[Task to complete]: Please copy every line of the records below that holds the word "Clientes".

Stored entries:
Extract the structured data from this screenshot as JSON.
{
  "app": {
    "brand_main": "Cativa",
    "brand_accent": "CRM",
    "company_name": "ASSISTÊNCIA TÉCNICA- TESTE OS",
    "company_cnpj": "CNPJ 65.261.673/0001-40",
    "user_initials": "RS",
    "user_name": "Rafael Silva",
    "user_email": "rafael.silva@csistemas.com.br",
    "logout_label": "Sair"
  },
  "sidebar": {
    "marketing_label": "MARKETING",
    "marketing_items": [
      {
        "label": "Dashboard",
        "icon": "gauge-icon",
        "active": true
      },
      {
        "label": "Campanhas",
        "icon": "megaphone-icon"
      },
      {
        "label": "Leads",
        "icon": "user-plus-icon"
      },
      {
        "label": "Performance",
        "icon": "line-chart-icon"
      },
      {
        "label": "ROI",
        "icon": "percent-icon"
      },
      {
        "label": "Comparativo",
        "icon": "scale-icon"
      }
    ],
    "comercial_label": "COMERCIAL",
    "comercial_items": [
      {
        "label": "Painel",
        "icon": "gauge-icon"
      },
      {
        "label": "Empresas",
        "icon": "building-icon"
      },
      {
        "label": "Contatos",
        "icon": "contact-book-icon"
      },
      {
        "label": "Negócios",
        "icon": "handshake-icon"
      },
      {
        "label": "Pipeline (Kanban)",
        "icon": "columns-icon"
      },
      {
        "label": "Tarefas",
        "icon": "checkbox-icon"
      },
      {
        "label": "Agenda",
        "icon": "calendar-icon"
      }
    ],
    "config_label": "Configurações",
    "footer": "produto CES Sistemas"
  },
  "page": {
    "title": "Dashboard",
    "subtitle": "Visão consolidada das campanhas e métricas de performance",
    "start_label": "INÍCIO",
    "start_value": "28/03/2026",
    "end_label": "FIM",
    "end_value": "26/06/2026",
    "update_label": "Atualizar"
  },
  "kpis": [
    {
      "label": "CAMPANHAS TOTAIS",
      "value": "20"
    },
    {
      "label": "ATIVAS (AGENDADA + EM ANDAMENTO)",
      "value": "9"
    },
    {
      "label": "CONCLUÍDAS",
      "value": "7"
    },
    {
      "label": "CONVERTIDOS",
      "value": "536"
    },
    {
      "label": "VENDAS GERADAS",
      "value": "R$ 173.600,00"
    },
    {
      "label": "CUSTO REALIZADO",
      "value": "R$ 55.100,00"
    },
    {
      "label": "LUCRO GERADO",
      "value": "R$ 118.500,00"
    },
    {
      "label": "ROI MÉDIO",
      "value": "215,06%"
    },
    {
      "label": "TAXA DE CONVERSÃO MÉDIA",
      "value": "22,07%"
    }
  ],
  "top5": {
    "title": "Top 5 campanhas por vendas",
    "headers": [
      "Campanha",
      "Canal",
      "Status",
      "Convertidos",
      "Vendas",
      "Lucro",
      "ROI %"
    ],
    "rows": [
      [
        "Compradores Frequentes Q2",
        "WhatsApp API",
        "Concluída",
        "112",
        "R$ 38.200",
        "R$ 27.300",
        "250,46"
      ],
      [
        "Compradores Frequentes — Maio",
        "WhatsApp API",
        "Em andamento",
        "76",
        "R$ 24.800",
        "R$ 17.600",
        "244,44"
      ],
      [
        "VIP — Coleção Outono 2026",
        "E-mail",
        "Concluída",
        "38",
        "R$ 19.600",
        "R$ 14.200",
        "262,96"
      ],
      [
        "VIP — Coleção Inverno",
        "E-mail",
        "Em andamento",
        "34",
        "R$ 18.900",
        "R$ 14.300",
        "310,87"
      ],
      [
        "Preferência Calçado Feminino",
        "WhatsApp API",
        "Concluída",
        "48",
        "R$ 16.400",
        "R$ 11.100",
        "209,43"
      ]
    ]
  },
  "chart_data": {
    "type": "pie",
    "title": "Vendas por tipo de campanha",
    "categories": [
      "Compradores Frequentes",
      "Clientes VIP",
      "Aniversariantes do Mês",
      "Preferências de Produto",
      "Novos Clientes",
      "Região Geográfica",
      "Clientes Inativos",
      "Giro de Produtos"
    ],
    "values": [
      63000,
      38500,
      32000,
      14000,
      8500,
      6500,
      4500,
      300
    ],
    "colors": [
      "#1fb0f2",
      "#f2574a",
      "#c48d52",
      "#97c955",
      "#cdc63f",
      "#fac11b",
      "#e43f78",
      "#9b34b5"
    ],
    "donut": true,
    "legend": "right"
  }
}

[Solved exercise]:
      "Clientes VIP",
      "Novos Clientes",
      "Clientes Inativos",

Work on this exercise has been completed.